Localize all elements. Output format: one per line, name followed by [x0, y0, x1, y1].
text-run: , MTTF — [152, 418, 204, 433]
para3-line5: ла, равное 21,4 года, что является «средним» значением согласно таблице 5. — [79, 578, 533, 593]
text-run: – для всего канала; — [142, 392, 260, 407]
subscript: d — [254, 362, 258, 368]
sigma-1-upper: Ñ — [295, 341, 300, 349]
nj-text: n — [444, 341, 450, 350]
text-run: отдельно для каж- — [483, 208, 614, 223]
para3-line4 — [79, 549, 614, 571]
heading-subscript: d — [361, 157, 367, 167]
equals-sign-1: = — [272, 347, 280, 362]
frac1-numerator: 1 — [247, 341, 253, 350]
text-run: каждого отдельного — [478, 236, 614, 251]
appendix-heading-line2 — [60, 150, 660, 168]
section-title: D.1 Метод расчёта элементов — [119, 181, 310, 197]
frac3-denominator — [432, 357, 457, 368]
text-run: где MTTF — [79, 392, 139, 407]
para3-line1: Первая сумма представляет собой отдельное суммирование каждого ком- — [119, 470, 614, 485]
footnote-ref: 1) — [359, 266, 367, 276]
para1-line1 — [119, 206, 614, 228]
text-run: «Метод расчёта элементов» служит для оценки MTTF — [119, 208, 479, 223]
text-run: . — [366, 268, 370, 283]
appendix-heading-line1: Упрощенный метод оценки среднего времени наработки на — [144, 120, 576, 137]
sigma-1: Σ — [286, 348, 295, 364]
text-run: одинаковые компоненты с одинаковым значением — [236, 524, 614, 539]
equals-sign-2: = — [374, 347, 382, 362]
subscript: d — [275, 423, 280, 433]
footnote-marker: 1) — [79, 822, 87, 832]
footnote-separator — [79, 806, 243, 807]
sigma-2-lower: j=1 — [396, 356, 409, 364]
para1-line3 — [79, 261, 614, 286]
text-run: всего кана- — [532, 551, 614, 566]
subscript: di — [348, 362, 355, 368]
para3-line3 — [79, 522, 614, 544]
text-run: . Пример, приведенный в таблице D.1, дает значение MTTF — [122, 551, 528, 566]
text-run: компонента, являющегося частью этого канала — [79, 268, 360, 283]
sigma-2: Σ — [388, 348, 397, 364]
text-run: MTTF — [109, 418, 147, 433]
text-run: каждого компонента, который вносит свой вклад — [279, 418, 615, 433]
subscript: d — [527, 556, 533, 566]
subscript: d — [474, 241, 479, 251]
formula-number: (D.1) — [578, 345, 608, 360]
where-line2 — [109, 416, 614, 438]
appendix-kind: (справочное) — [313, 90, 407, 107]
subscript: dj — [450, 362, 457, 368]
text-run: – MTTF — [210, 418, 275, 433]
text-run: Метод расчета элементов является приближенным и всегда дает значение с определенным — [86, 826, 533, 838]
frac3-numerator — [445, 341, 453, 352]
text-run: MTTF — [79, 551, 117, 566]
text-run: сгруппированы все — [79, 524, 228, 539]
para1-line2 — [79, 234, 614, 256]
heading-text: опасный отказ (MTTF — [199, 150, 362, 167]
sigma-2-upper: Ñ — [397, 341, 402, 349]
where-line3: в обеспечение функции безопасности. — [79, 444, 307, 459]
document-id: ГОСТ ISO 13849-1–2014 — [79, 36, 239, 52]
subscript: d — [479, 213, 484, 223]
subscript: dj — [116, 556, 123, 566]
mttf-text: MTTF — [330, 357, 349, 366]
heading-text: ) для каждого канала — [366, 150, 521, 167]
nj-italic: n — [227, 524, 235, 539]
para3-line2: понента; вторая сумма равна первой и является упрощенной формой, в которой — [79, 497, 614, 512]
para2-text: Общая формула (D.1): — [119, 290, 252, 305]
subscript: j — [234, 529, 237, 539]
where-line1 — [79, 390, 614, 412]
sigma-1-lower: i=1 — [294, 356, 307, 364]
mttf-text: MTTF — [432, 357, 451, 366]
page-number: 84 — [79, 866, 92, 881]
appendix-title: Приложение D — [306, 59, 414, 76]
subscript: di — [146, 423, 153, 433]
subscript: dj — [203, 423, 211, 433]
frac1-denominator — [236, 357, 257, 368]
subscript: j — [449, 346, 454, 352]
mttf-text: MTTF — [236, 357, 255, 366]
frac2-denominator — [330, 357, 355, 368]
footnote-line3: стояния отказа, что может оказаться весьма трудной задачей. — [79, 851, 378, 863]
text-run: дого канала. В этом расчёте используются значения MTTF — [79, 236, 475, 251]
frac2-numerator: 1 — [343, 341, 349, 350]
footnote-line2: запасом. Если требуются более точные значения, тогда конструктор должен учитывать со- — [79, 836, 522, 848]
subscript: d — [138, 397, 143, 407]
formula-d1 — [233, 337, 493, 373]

+-------+

Directions for this task: Extract every line of the records above verbatim, in the same order and with nothing changed.

Response to this task:
Localize all elements. Output format: one per line, name followed by [x0, y0, x1, y1].
text-run: , MTTF — [152, 418, 204, 433]
para3-line5: ла, равное 21,4 года, что является «средним» значением согласно таблице 5. — [79, 578, 533, 593]
text-run: – для всего канала; — [142, 392, 260, 407]
subscript: d — [254, 362, 258, 368]
sigma-1-upper: Ñ — [295, 341, 300, 349]
nj-text: n — [444, 341, 450, 350]
text-run: отдельно для каж- — [483, 208, 614, 223]
para3-line4 — [79, 549, 614, 571]
heading-subscript: d — [361, 157, 367, 167]
equals-sign-1: = — [272, 347, 280, 362]
frac1-numerator: 1 — [247, 341, 253, 350]
text-run: каждого отдельного — [478, 236, 614, 251]
appendix-heading-line2 — [60, 150, 660, 168]
section-title: D.1 Метод расчёта элементов — [119, 181, 310, 197]
frac3-denominator — [432, 357, 457, 368]
text-run: где MTTF — [79, 392, 139, 407]
para3-line1: Первая сумма представляет собой отдельное суммирование каждого ком- — [119, 470, 614, 485]
footnote-ref: 1) — [359, 266, 367, 276]
para1-line1 — [119, 206, 614, 228]
text-run: «Метод расчёта элементов» служит для оценки MTTF — [119, 208, 479, 223]
text-run: . — [366, 268, 370, 283]
appendix-heading-line1: Упрощенный метод оценки среднего времени наработки на — [144, 120, 576, 137]
sigma-1: Σ — [286, 348, 295, 364]
text-run: одинаковые компоненты с одинаковым значением — [236, 524, 614, 539]
equals-sign-2: = — [374, 347, 382, 362]
subscript: d — [275, 423, 280, 433]
footnote-marker: 1) — [79, 822, 87, 832]
footnote-separator — [79, 806, 243, 807]
sigma-2-lower: j=1 — [396, 356, 409, 364]
para1-line3 — [79, 261, 614, 286]
text-run: всего кана- — [532, 551, 614, 566]
subscript: di — [348, 362, 355, 368]
para3-line3 — [79, 522, 614, 544]
text-run: . Пример, приведенный в таблице D.1, дает значение MTTF — [122, 551, 528, 566]
text-run: компонента, являющегося частью этого канала — [79, 268, 360, 283]
sigma-2: Σ — [388, 348, 397, 364]
text-run: MTTF — [109, 418, 147, 433]
text-run: каждого компонента, который вносит свой вклад — [279, 418, 615, 433]
subscript: d — [527, 556, 533, 566]
subscript: d — [474, 241, 479, 251]
formula-number: (D.1) — [578, 345, 608, 360]
where-line2 — [109, 416, 614, 438]
appendix-kind: (справочное) — [313, 90, 407, 107]
subscript: dj — [450, 362, 457, 368]
text-run: – MTTF — [210, 418, 275, 433]
text-run: Метод расчета элементов является приближенным и всегда дает значение с определенным — [86, 826, 533, 838]
frac3-numerator — [445, 341, 453, 352]
text-run: MTTF — [79, 551, 117, 566]
text-run: сгруппированы все — [79, 524, 228, 539]
para1-line2 — [79, 234, 614, 256]
heading-text: опасный отказ (MTTF — [199, 150, 362, 167]
sigma-2-upper: Ñ — [397, 341, 402, 349]
where-line3: в обеспечение функции безопасности. — [79, 444, 307, 459]
document-id: ГОСТ ISO 13849-1–2014 — [79, 36, 239, 52]
subscript: d — [479, 213, 484, 223]
subscript: dj — [116, 556, 123, 566]
mttf-text: MTTF — [330, 357, 349, 366]
heading-text: ) для каждого канала — [366, 150, 521, 167]
nj-italic: n — [227, 524, 235, 539]
para3-line2: понента; вторая сумма равна первой и является упрощенной формой, в которой — [79, 497, 614, 512]
para2-text: Общая формула (D.1): — [119, 290, 252, 305]
subscript: j — [234, 529, 237, 539]
where-line1 — [79, 390, 614, 412]
sigma-1-lower: i=1 — [294, 356, 307, 364]
mttf-text: MTTF — [432, 357, 451, 366]
page-number: 84 — [79, 866, 92, 881]
appendix-title: Приложение D — [306, 59, 414, 76]
subscript: di — [146, 423, 153, 433]
subscript: dj — [203, 423, 211, 433]
frac1-denominator — [236, 357, 257, 368]
subscript: j — [449, 346, 454, 352]
mttf-text: MTTF — [236, 357, 255, 366]
frac2-denominator — [330, 357, 355, 368]
footnote-line3: стояния отказа, что может оказаться весьма трудной задачей. — [79, 851, 378, 863]
text-run: дого канала. В этом расчёте используются значения MTTF — [79, 236, 475, 251]
frac2-numerator: 1 — [343, 341, 349, 350]
footnote-line2: запасом. Если требуются более точные значения, тогда конструктор должен учитывать со- — [79, 836, 522, 848]
subscript: d — [138, 397, 143, 407]
formula-d1 — [233, 337, 493, 373]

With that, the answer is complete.